**Goal**
Switch every "message-bubble" in the records to "chat-bubble" and write out all the records again, otherwise unchanged. Leave the pictures out.

>> start Provided records

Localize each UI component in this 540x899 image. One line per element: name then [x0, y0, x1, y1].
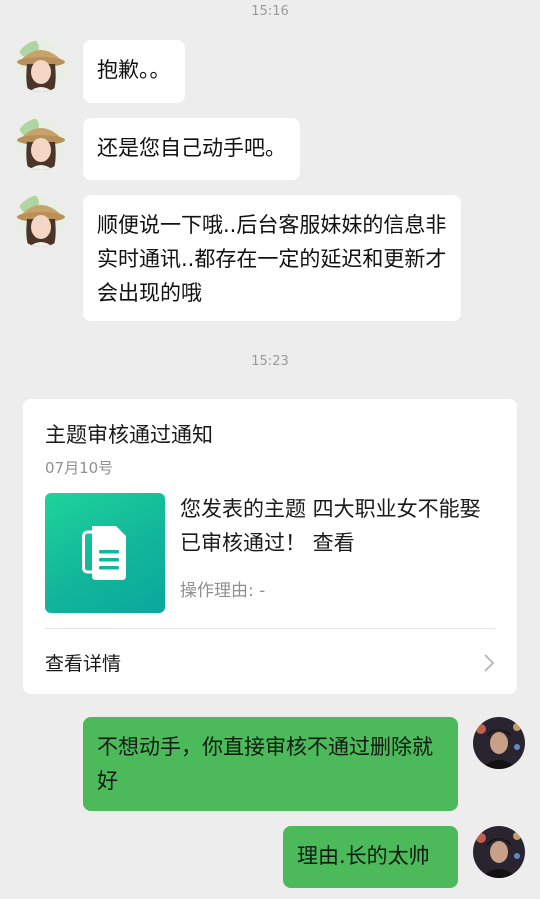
message-bubble[interactable]: 不想动手，你直接审核不通过删除就好 [83, 717, 458, 811]
message-bubble[interactable]: 顺便说一下哦..后台客服妹妹的信息非实时通讯..都存在一定的延迟和更新才会出现的… [83, 195, 461, 321]
my-avatar[interactable] [473, 717, 525, 769]
message-bubble[interactable]: 还是您自己动手吧。 [83, 118, 300, 180]
document-icon [45, 493, 165, 613]
my-avatar[interactable] [473, 826, 525, 878]
approval-notification-card[interactable]: 主题审核通过通知 07月10号 您发表的主题 四大职业女不能娶 已审核通过！ 查… [23, 399, 517, 694]
message-bubble[interactable]: 理由.长的太帅 [283, 826, 458, 888]
timestamp: 15:23 [251, 354, 289, 369]
card-divider [45, 628, 495, 629]
view-details-link[interactable]: 查看详情 [45, 649, 121, 676]
timestamp: 15:16 [251, 4, 289, 19]
chevron-right-icon[interactable] [483, 653, 495, 673]
message-bubble[interactable]: 抱歉。。 [83, 40, 185, 103]
card-message: 您发表的主题 四大职业女不能娶 已审核通过！ 查看 [180, 497, 481, 555]
contact-avatar[interactable] [15, 195, 67, 247]
card-title: 主题审核通过通知 [45, 423, 213, 447]
card-date: 07月10号 [45, 459, 114, 477]
contact-avatar[interactable] [15, 40, 67, 92]
contact-avatar[interactable] [15, 118, 67, 170]
card-reason: 操作理由: - [180, 581, 266, 601]
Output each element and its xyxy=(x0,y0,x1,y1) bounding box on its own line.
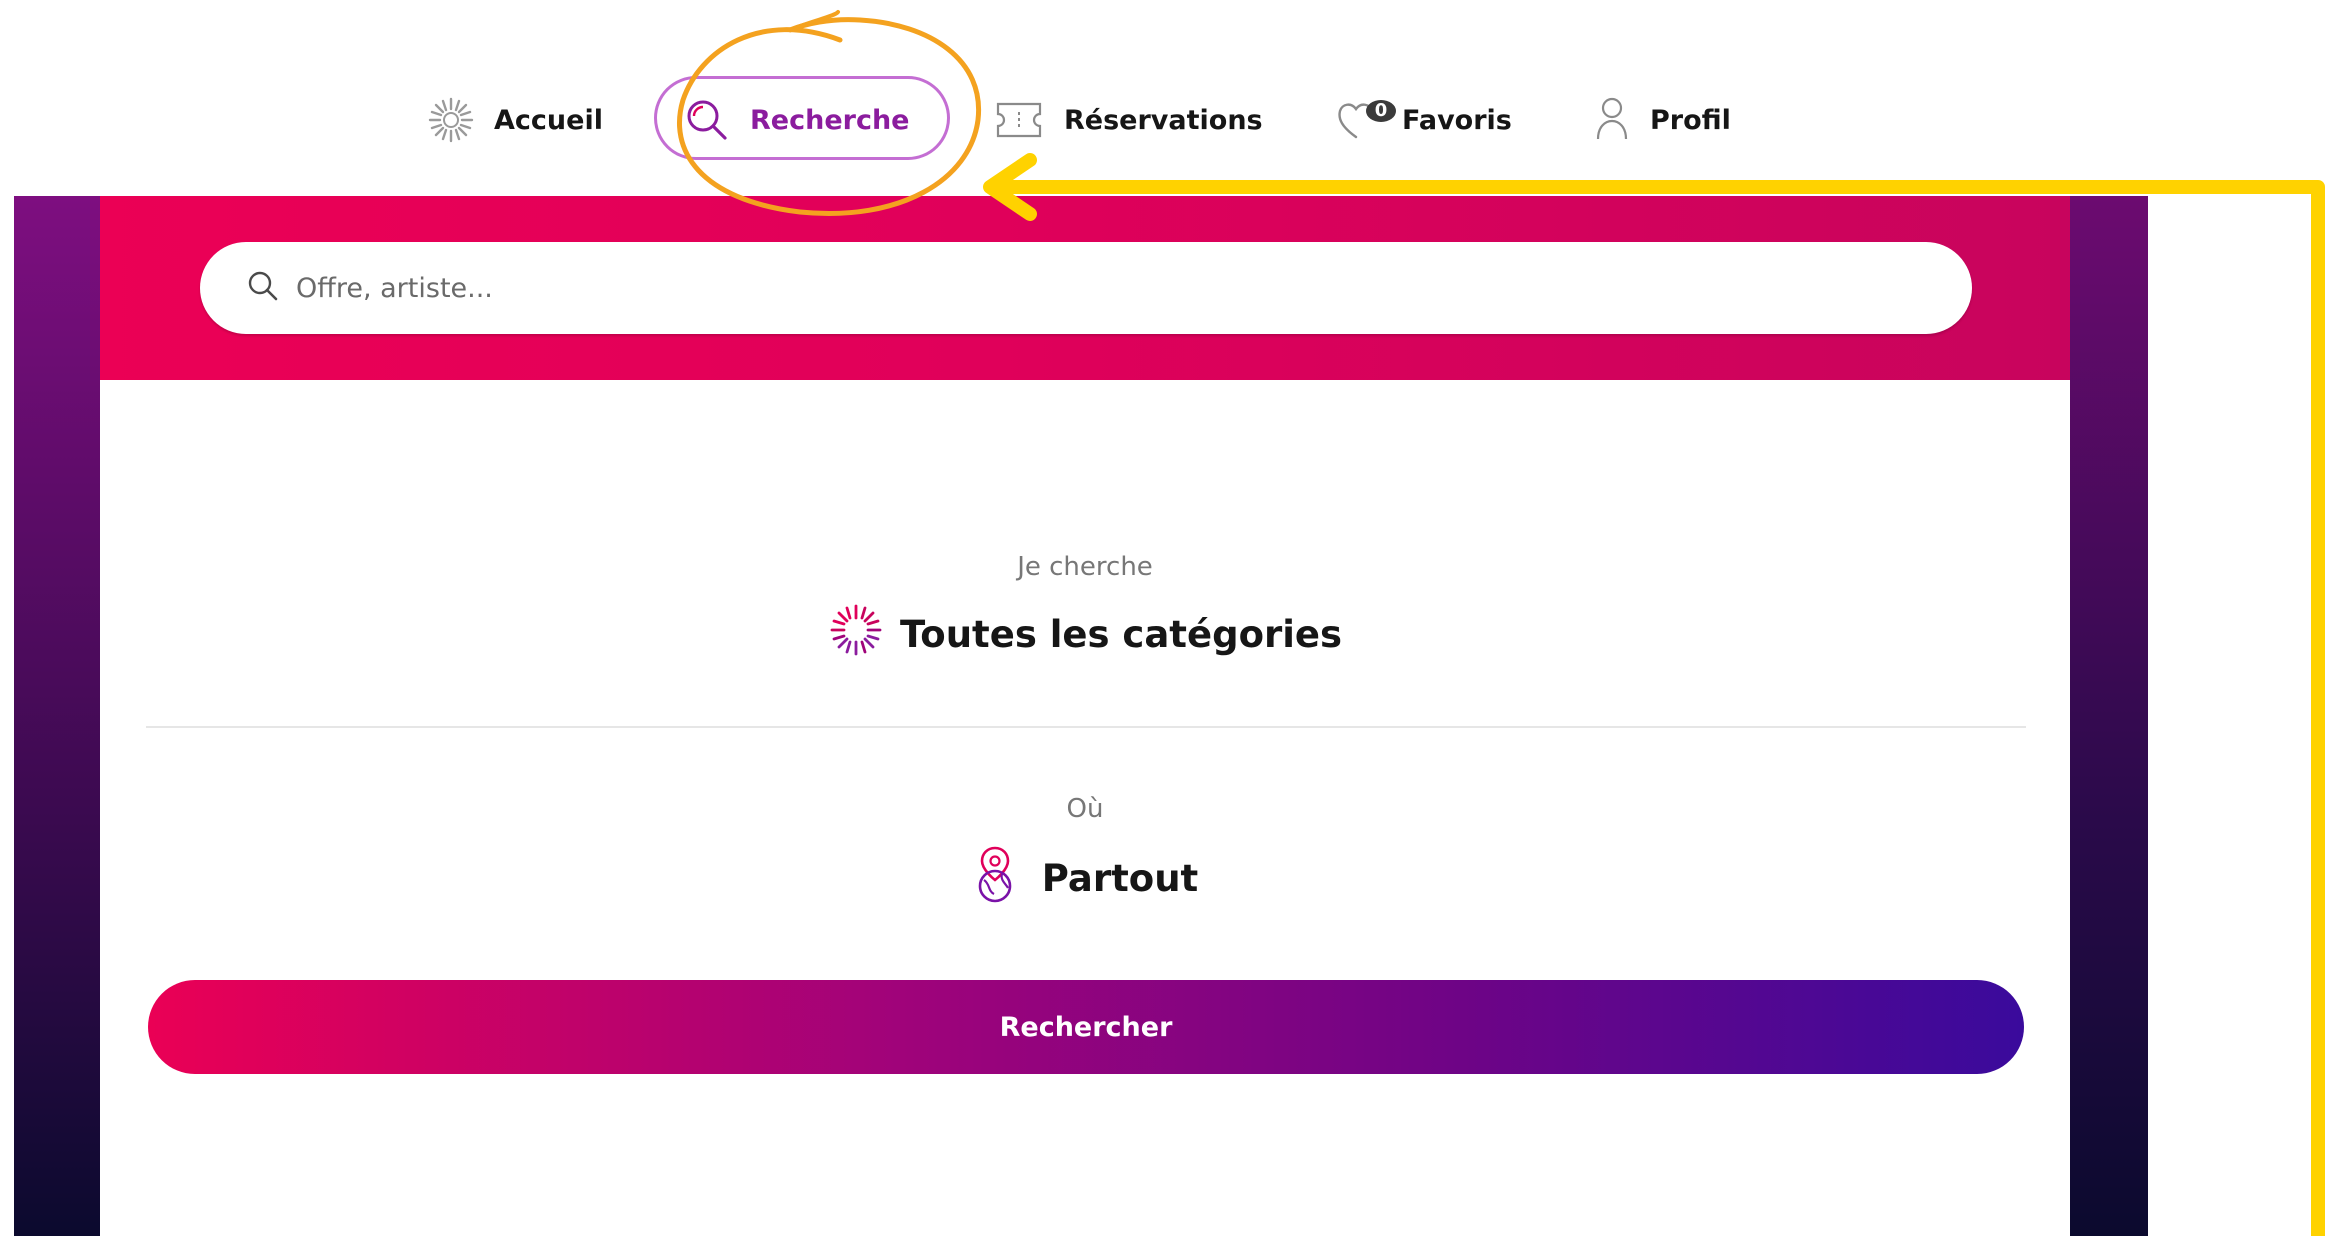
nav-label-recherche: Recherche xyxy=(750,104,910,136)
nav-item-profil[interactable]: Profil xyxy=(1592,88,1731,152)
nav-label-reservations: Réservations xyxy=(1064,104,1263,136)
sun-burst-icon xyxy=(426,95,476,145)
location-value: Partout xyxy=(1041,857,1199,900)
search-submit-button[interactable]: Rechercher xyxy=(148,980,2024,1074)
category-field[interactable]: Je cherche Toutes les catégories xyxy=(100,552,2070,667)
annotation-circle-flick xyxy=(793,10,840,30)
nav-label-favoris: Favoris xyxy=(1402,104,1512,136)
location-label: Où xyxy=(1066,794,1104,824)
search-input[interactable] xyxy=(294,271,1798,305)
search-bar[interactable] xyxy=(200,242,1972,334)
nav-item-reservations[interactable]: Réservations xyxy=(992,88,1263,152)
user-icon xyxy=(1592,95,1632,145)
heart-icon: 0 xyxy=(1334,97,1396,143)
nav-label-profil: Profil xyxy=(1650,104,1731,136)
nav-item-accueil[interactable]: Accueil xyxy=(426,88,603,152)
category-label: Je cherche xyxy=(1017,552,1153,582)
app-background-right xyxy=(2070,196,2148,1236)
search-form-card: Je cherche Toutes les catégories Où Part… xyxy=(100,380,2070,1236)
favorites-count-badge: 0 xyxy=(1374,100,1388,121)
location-field[interactable]: Où Partout xyxy=(100,794,2070,913)
search-icon xyxy=(682,95,732,145)
nav-item-favoris[interactable]: 0 Favoris xyxy=(1334,88,1512,152)
top-navigation: Accueil Recherche Réservations 0 Favoris… xyxy=(0,60,2333,180)
nav-item-recherche[interactable]: Recherche xyxy=(682,88,910,152)
location-globe-icon xyxy=(972,844,1018,913)
app-window: Accueil Recherche Réservations 0 Favoris… xyxy=(0,0,2333,1236)
ticket-icon xyxy=(992,98,1046,142)
category-burst-icon xyxy=(828,602,884,667)
search-input-icon xyxy=(246,269,280,307)
category-value: Toutes les catégories xyxy=(899,613,1343,656)
form-divider xyxy=(146,726,2026,728)
nav-label-accueil: Accueil xyxy=(494,104,603,136)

>> end Provided records

**Response to this task**
Localize each UI component in this 540x899 image. One line per element: name then [x0, y0, x1, y1].
chat-bubble[interactable]: 不想动手，你直接审核不通过删除就好 [83, 717, 458, 811]
chat-bubble[interactable]: 顺便说一下哦..后台客服妹妹的信息非实时通讯..都存在一定的延迟和更新才会出现的… [83, 195, 461, 321]
my-avatar[interactable] [473, 717, 525, 769]
chat-bubble[interactable]: 还是您自己动手吧。 [83, 118, 300, 180]
document-icon [45, 493, 165, 613]
my-avatar[interactable] [473, 826, 525, 878]
approval-notification-card[interactable]: 主题审核通过通知 07月10号 您发表的主题 四大职业女不能娶 已审核通过！ 查… [23, 399, 517, 694]
chat-bubble[interactable]: 理由.长的太帅 [283, 826, 458, 888]
timestamp: 15:23 [251, 354, 289, 369]
card-divider [45, 628, 495, 629]
view-details-link[interactable]: 查看详情 [45, 649, 121, 676]
timestamp: 15:16 [251, 4, 289, 19]
chevron-right-icon[interactable] [483, 653, 495, 673]
chat-bubble[interactable]: 抱歉。。 [83, 40, 185, 103]
card-message: 您发表的主题 四大职业女不能娶 已审核通过！ 查看 [180, 497, 481, 555]
contact-avatar[interactable] [15, 195, 67, 247]
card-title: 主题审核通过通知 [45, 423, 213, 447]
card-date: 07月10号 [45, 459, 114, 477]
contact-avatar[interactable] [15, 40, 67, 92]
contact-avatar[interactable] [15, 118, 67, 170]
card-reason: 操作理由: - [180, 581, 266, 601]
Output each element and its xyxy=(x0,y0,x1,y1) bounding box on its own line.
nav-label-recherche: Recherche xyxy=(750,104,910,136)
nav-item-profil[interactable]: Profil xyxy=(1592,88,1731,152)
nav-label-reservations: Réservations xyxy=(1064,104,1263,136)
sun-burst-icon xyxy=(426,95,476,145)
location-value: Partout xyxy=(1041,857,1199,900)
search-submit-button[interactable]: Rechercher xyxy=(148,980,2024,1074)
category-field[interactable]: Je cherche Toutes les catégories xyxy=(100,552,2070,667)
annotation-circle-flick xyxy=(793,10,840,30)
nav-label-favoris: Favoris xyxy=(1402,104,1512,136)
location-label: Où xyxy=(1066,794,1104,824)
search-input[interactable] xyxy=(294,271,1798,305)
search-bar[interactable] xyxy=(200,242,1972,334)
nav-item-reservations[interactable]: Réservations xyxy=(992,88,1263,152)
user-icon xyxy=(1592,95,1632,145)
heart-icon: 0 xyxy=(1334,97,1396,143)
nav-label-profil: Profil xyxy=(1650,104,1731,136)
nav-item-accueil[interactable]: Accueil xyxy=(426,88,603,152)
category-label: Je cherche xyxy=(1017,552,1153,582)
app-background-right xyxy=(2070,196,2148,1236)
search-form-card: Je cherche Toutes les catégories Où Part… xyxy=(100,380,2070,1236)
favorites-count-badge: 0 xyxy=(1374,100,1388,121)
location-field[interactable]: Où Partout xyxy=(100,794,2070,913)
search-icon xyxy=(682,95,732,145)
nav-item-favoris[interactable]: 0 Favoris xyxy=(1334,88,1512,152)
top-navigation: Accueil Recherche Réservations 0 Favoris… xyxy=(0,60,2333,180)
nav-item-recherche[interactable]: Recherche xyxy=(682,88,910,152)
location-globe-icon xyxy=(972,844,1018,913)
app-window: Accueil Recherche Réservations 0 Favoris… xyxy=(0,0,2333,1236)
ticket-icon xyxy=(992,98,1046,142)
category-burst-icon xyxy=(828,602,884,667)
search-input-icon xyxy=(246,269,280,307)
category-value: Toutes les catégories xyxy=(899,613,1343,656)
form-divider xyxy=(146,726,2026,728)
nav-label-accueil: Accueil xyxy=(494,104,603,136)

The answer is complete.